*Goal of the exercise*. Locate all lines in the data below that hold "Москва" and show them.

Items from a data source:

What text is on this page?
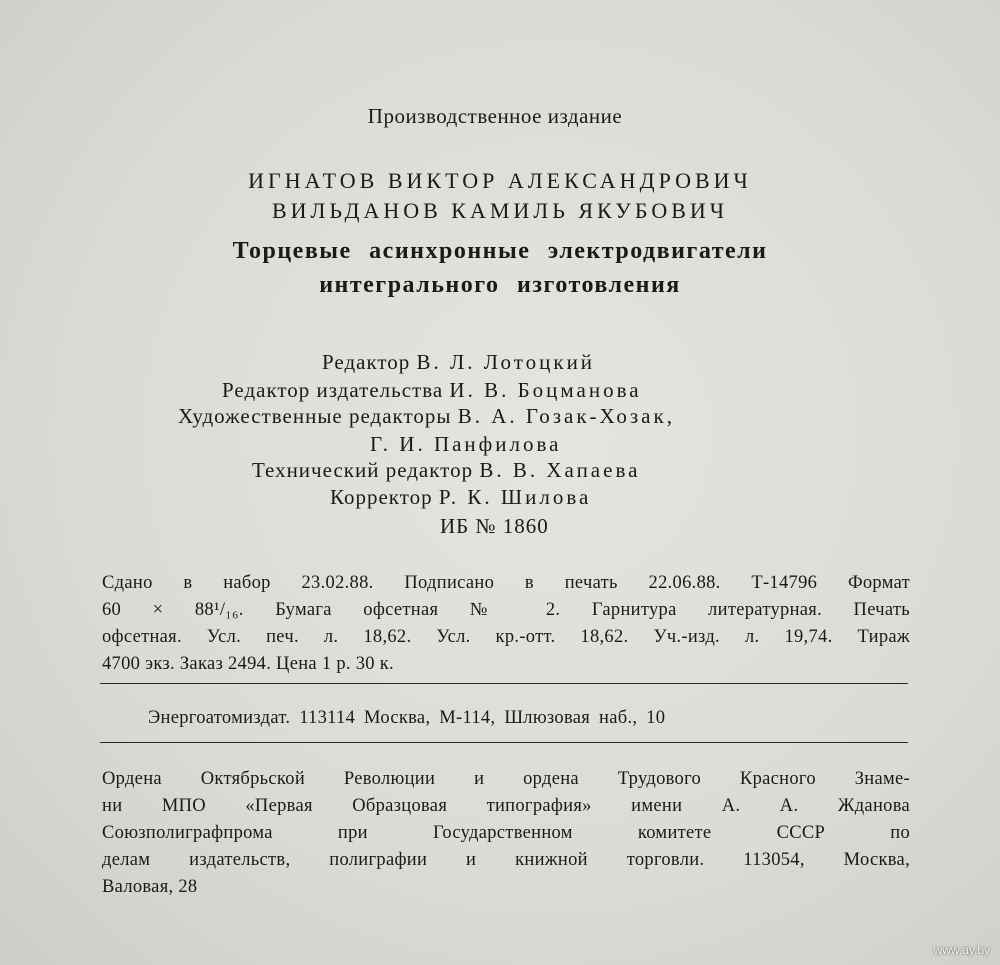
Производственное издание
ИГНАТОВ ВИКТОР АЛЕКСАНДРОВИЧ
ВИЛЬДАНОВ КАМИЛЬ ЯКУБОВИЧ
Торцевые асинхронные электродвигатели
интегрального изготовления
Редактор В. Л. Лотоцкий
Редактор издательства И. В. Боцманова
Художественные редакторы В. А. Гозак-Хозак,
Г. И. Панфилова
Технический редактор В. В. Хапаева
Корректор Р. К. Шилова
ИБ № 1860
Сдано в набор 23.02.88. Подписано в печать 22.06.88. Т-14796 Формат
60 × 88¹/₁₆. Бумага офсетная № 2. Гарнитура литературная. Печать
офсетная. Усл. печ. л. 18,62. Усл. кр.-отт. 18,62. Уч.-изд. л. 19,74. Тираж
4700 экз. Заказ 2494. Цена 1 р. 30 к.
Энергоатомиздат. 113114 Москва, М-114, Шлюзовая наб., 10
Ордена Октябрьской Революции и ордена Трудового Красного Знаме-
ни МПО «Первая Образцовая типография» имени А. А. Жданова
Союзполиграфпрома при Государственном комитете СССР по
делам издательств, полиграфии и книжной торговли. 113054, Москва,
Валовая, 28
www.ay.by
---
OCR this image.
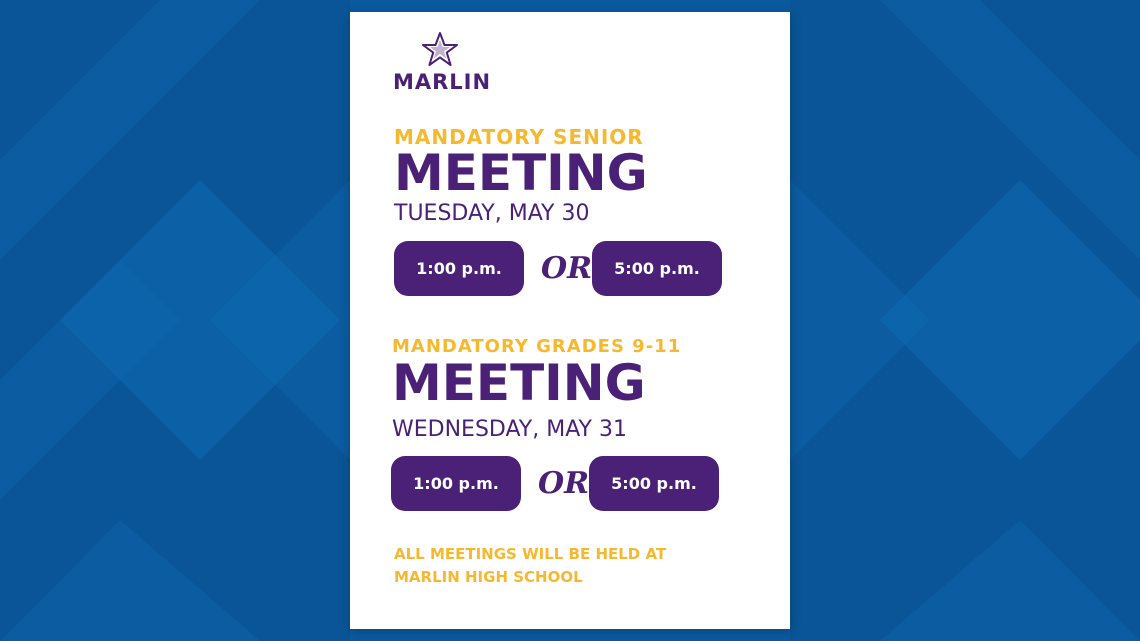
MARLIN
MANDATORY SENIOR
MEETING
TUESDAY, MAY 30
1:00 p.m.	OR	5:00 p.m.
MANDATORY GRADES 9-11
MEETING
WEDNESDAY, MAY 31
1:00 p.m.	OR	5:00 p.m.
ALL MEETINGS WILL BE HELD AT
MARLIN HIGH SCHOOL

*Solved exercise*.
Энергоатомиздат. 113114 Москва, М-114, Шлюзовая наб., 10
делам издательств, полиграфии и книжной торговли. 113054, Москва,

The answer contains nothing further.